## GIVEN INFORMATION
* * *
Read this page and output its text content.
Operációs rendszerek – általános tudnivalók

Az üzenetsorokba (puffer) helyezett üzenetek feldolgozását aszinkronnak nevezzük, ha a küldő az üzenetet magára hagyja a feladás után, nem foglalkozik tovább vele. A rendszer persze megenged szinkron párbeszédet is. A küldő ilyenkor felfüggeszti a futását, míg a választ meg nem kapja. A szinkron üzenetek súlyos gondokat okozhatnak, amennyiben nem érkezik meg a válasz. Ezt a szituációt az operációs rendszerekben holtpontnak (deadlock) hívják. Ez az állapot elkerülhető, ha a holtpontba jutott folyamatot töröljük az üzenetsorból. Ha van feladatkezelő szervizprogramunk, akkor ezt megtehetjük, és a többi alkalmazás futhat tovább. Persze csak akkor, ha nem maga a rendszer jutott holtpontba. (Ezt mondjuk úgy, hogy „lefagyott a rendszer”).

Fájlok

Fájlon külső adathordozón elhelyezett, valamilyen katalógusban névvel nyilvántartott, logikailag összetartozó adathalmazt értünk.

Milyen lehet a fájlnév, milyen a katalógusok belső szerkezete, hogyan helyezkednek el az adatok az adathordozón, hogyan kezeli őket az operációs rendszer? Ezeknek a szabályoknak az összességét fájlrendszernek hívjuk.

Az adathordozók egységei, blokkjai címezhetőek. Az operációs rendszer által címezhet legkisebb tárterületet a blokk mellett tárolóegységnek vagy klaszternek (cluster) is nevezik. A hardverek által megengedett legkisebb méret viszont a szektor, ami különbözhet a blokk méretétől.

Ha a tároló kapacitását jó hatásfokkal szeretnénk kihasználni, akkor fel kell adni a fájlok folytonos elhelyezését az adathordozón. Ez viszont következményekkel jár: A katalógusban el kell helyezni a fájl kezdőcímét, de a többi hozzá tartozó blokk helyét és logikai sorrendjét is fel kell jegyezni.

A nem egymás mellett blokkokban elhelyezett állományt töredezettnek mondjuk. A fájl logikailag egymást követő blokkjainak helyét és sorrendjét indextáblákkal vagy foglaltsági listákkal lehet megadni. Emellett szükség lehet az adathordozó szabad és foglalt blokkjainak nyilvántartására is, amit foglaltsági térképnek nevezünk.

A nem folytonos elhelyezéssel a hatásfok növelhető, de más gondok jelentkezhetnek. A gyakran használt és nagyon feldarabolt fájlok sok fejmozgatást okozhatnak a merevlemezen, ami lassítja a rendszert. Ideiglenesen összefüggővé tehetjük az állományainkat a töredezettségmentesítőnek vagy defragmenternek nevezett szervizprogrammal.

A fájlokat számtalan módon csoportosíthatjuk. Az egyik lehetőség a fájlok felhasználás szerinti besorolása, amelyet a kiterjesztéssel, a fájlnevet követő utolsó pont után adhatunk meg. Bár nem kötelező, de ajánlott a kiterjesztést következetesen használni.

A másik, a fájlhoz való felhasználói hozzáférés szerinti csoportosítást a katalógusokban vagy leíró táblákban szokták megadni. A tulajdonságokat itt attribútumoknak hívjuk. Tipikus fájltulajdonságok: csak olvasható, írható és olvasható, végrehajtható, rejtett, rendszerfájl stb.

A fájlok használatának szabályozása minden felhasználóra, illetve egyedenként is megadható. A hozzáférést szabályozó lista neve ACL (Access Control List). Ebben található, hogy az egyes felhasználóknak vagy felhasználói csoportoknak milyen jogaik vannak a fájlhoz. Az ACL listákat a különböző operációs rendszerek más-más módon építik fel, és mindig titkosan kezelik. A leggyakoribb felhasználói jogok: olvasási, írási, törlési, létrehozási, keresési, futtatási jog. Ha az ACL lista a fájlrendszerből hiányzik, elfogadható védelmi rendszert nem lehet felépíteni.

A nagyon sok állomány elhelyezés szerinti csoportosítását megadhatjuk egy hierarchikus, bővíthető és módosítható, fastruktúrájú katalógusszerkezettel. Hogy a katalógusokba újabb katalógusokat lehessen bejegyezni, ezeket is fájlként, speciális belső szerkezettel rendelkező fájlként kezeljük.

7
* * *
## AIM
Whichever lines contain the string "logikailag", select and copy them.

## RESPONSE
Fájlon külső adathordozón elhelyezett, valamilyen katalógusban névvel nyilvántartott, logikailag összetartozó adathalmazt értünk.
A nem egymás mellett blokkokban elhelyezett állományt töredezettnek mondjuk. A fájl logikailag egymást követő blokkjainak helyét és sorrendjét indextáblákkal vagy foglaltsági listákkal lehet megadni. Emellett szükség lehet az adathordozó szabad és foglalt blokkjainak nyilvántartására is, amit foglaltsági térképnek nevezünk.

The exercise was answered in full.